#### Job:
Set down every record once more, exactly as given.

Collected data:
==*==

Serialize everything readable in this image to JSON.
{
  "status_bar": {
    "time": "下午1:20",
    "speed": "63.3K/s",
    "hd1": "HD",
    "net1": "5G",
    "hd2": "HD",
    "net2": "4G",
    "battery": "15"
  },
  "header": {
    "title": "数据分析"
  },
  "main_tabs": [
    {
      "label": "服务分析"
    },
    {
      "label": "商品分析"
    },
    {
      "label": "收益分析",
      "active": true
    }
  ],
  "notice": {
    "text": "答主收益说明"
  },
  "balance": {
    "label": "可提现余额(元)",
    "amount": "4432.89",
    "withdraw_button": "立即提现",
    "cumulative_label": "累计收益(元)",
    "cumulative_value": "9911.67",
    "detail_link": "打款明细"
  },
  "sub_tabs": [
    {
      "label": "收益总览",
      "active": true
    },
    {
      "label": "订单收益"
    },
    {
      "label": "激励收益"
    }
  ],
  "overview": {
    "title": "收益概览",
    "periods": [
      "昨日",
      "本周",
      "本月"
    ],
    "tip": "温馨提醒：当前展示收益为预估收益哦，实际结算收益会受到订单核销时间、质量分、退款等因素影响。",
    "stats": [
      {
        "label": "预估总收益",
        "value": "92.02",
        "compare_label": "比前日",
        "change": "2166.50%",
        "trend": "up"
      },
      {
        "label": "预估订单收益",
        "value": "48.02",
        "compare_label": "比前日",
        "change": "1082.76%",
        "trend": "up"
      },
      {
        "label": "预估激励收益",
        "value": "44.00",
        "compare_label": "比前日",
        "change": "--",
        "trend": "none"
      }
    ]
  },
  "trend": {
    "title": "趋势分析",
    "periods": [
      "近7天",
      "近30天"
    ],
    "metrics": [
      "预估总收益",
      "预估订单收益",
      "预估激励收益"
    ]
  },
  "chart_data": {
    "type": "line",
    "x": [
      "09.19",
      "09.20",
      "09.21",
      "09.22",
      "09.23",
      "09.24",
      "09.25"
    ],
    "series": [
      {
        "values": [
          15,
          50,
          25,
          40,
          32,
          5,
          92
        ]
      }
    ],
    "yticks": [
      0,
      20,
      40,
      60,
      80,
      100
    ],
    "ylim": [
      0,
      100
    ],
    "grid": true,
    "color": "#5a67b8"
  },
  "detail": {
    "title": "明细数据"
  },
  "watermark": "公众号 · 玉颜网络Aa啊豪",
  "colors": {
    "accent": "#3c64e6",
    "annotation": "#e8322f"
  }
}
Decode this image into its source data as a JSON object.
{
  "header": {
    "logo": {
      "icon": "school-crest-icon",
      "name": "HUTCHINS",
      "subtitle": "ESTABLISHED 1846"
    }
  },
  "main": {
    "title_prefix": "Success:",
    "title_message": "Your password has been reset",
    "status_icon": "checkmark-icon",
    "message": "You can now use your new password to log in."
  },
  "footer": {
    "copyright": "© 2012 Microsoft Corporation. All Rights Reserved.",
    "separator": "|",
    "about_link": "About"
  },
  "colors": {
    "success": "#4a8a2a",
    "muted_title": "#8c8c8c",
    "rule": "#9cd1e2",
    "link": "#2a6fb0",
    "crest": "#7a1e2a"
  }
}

==*==

#### Answer to this task:
Serialize everything readable in this image to JSON.
{
  "status_bar": {
    "time": "下午1:20",
    "speed": "63.3K/s",
    "hd1": "HD",
    "net1": "5G",
    "hd2": "HD",
    "net2": "4G",
    "battery": "15"
  },
  "header": {
    "title": "数据分析"
  },
  "main_tabs": [
    {
      "label": "服务分析"
    },
    {
      "label": "商品分析"
    },
    {
      "label": "收益分析",
      "active": true
    }
  ],
  "notice": {
    "text": "答主收益说明"
  },
  "balance": {
    "label": "可提现余额(元)",
    "amount": "4432.89",
    "withdraw_button": "立即提现",
    "cumulative_label": "累计收益(元)",
    "cumulative_value": "9911.67",
    "detail_link": "打款明细"
  },
  "sub_tabs": [
    {
      "label": "收益总览",
      "active": true
    },
    {
      "label": "订单收益"
    },
    {
      "label": "激励收益"
    }
  ],
  "overview": {
    "title": "收益概览",
    "periods": [
      "昨日",
      "本周",
      "本月"
    ],
    "tip": "温馨提醒：当前展示收益为预估收益哦，实际结算收益会受到订单核销时间、质量分、退款等因素影响。",
    "stats": [
      {
        "label": "预估总收益",
        "value": "92.02",
        "compare_label": "比前日",
        "change": "2166.50%",
        "trend": "up"
      },
      {
        "label": "预估订单收益",
        "value": "48.02",
        "compare_label": "比前日",
        "change": "1082.76%",
        "trend": "up"
      },
      {
        "label": "预估激励收益",
        "value": "44.00",
        "compare_label": "比前日",
        "change": "--",
        "trend": "none"
      }
    ]
  },
  "trend": {
    "title": "趋势分析",
    "periods": [
      "近7天",
      "近30天"
    ],
    "metrics": [
      "预估总收益",
      "预估订单收益",
      "预估激励收益"
    ]
  },
  "chart_data": {
    "type": "line",
    "x": [
      "09.19",
      "09.20",
      "09.21",
      "09.22",
      "09.23",
      "09.24",
      "09.25"
    ],
    "series": [
      {
        "values": [
          15,
          50,
          25,
          40,
          32,
          5,
          92
        ]
      }
    ],
    "yticks": [
      0,
      20,
      40,
      60,
      80,
      100
    ],
    "ylim": [
      0,
      100
    ],
    "grid": true,
    "color": "#5a67b8"
  },
  "detail": {
    "title": "明细数据"
  },
  "watermark": "公众号 · 玉颜网络Aa啊豪",
  "colors": {
    "accent": "#3c64e6",
    "annotation": "#e8322f"
  }
}
Decode this image into its source data as a JSON object.
{
  "header": {
    "logo": {
      "icon": "school-crest-icon",
      "name": "HUTCHINS",
      "subtitle": "ESTABLISHED 1846"
    }
  },
  "main": {
    "title_prefix": "Success:",
    "title_message": "Your password has been reset",
    "status_icon": "checkmark-icon",
    "message": "You can now use your new password to log in."
  },
  "footer": {
    "copyright": "© 2012 Microsoft Corporation. All Rights Reserved.",
    "separator": "|",
    "about_link": "About"
  },
  "colors": {
    "success": "#4a8a2a",
    "muted_title": "#8c8c8c",
    "rule": "#9cd1e2",
    "link": "#2a6fb0",
    "crest": "#7a1e2a"
  }
}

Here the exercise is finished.